In the records below, find each line containing the word "Marlin" and copy it.

[Start SUPPLIED MATERIAL]

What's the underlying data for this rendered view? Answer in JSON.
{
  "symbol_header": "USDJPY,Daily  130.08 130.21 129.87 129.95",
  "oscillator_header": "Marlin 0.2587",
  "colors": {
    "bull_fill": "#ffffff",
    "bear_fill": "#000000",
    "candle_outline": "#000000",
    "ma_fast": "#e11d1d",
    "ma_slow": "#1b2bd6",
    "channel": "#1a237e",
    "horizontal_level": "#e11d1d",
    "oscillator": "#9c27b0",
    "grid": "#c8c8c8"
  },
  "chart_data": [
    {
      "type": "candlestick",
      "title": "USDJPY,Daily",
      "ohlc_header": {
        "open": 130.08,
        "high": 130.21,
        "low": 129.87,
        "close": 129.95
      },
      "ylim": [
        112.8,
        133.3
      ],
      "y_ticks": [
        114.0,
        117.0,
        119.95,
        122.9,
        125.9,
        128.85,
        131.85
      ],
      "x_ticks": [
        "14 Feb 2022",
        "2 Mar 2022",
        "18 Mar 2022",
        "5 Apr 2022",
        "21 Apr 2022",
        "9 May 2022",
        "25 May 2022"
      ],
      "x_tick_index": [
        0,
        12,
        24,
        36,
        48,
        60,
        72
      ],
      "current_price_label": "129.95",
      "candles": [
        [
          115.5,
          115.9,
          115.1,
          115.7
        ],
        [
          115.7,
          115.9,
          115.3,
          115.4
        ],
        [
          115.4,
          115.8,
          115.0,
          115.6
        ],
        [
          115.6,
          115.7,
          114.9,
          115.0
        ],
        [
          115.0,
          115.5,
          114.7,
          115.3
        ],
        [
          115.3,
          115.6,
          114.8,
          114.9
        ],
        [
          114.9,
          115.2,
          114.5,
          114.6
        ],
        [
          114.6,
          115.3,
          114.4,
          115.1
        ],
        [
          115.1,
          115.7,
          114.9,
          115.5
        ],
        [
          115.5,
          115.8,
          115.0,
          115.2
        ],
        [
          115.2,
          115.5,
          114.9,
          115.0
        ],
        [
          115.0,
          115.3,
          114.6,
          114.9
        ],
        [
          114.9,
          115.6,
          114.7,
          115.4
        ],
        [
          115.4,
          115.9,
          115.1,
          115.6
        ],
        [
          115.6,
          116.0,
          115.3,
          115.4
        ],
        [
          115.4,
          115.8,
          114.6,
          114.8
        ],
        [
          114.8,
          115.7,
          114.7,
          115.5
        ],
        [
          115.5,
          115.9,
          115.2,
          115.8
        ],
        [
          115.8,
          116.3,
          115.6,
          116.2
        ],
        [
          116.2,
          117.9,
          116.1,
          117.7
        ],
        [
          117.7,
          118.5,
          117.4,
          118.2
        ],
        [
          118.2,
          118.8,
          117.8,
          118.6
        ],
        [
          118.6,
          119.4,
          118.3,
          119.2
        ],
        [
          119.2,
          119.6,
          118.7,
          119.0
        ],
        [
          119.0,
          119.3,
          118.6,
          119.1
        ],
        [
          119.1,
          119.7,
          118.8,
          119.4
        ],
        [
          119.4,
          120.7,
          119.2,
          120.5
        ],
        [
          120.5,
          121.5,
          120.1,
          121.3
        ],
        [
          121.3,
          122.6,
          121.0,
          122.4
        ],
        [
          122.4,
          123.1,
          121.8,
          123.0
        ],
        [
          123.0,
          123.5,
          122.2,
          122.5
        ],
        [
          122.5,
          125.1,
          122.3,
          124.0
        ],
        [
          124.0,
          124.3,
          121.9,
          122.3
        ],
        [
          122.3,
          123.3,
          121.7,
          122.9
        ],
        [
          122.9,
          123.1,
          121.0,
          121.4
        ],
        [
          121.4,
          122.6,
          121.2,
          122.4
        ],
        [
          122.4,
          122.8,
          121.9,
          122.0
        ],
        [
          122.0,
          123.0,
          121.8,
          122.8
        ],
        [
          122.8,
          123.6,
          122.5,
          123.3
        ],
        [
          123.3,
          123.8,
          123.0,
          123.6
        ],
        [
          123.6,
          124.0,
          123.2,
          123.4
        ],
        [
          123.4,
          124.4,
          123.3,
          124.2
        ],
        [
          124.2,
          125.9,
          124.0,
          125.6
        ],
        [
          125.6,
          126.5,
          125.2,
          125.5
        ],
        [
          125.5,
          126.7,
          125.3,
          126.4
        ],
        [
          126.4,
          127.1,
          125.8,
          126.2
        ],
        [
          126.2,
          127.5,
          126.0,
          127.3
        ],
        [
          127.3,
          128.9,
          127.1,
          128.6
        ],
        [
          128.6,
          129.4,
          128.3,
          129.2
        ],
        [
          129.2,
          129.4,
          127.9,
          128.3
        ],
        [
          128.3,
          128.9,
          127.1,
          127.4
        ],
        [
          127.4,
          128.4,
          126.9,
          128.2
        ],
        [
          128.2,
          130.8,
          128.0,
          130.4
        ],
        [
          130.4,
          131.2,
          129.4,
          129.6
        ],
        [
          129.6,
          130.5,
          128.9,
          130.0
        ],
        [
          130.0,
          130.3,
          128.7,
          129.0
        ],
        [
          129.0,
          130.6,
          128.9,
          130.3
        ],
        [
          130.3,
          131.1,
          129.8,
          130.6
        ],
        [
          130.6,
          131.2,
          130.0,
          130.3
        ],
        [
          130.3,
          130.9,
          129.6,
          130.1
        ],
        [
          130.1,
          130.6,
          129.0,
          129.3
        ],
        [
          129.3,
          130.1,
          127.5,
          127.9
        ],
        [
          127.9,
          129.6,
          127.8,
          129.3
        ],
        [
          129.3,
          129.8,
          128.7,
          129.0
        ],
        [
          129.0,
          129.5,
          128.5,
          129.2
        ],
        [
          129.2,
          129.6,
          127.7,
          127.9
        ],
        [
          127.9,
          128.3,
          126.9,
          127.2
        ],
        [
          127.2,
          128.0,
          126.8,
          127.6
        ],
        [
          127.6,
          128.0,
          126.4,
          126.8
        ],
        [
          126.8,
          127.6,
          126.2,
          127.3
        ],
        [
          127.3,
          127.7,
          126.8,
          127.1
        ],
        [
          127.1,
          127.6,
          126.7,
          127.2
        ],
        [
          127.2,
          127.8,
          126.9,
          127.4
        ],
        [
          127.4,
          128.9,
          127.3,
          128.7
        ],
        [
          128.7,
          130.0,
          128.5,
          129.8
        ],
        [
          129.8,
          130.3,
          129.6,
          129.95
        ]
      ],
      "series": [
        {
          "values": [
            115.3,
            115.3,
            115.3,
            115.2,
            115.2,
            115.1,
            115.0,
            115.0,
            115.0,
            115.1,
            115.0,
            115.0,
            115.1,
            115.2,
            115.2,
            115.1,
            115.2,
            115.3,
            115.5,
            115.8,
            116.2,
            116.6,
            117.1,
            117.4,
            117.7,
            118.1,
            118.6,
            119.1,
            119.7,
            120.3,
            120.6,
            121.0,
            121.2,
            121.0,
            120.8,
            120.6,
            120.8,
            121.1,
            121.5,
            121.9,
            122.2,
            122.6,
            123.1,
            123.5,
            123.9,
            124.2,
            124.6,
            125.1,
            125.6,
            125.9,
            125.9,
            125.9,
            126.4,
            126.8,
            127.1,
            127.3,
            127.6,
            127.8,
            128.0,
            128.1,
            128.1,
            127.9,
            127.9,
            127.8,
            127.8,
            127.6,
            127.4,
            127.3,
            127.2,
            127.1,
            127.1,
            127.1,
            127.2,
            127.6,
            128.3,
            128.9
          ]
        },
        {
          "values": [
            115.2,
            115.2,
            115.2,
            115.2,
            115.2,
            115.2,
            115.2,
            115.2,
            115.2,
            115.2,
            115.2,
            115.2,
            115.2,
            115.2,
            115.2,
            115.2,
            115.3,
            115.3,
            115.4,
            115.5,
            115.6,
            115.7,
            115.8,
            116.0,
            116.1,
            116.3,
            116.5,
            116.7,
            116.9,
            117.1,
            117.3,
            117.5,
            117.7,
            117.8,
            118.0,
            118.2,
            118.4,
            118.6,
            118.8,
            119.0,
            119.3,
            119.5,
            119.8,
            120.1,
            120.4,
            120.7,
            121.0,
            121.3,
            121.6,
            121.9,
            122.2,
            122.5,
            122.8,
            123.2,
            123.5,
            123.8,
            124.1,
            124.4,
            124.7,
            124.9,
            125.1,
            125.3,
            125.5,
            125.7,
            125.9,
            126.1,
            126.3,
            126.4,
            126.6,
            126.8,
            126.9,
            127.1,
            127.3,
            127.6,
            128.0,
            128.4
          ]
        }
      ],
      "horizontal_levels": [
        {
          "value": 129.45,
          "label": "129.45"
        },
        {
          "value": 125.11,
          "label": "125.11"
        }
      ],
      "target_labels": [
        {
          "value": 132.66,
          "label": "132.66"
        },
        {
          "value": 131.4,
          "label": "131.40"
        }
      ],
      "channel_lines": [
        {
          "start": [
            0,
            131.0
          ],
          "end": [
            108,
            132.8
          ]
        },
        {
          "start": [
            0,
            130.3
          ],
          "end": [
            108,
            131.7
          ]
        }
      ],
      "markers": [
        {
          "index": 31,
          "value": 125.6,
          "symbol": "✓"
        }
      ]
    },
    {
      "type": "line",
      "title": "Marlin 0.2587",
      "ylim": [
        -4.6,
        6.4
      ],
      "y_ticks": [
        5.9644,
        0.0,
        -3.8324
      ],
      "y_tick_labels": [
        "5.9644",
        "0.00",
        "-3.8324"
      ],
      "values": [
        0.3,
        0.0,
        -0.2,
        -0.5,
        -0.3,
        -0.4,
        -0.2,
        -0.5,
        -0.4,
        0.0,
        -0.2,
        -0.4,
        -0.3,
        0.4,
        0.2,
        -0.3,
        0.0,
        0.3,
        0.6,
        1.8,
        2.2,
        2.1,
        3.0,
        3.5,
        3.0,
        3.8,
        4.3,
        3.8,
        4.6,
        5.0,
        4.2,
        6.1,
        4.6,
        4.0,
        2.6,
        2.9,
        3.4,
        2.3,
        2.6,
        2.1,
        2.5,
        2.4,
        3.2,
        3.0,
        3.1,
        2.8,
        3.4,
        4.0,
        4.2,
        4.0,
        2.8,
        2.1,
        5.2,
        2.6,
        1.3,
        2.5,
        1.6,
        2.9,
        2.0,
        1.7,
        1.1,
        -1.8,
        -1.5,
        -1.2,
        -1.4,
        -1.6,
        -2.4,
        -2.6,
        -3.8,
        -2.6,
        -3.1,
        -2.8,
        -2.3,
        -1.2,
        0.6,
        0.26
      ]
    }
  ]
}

[End SUPPLIED MATERIAL]

_TASK RESULT:_
  "oscillator_header": "Marlin 0.2587",
      "title": "Marlin 0.2587",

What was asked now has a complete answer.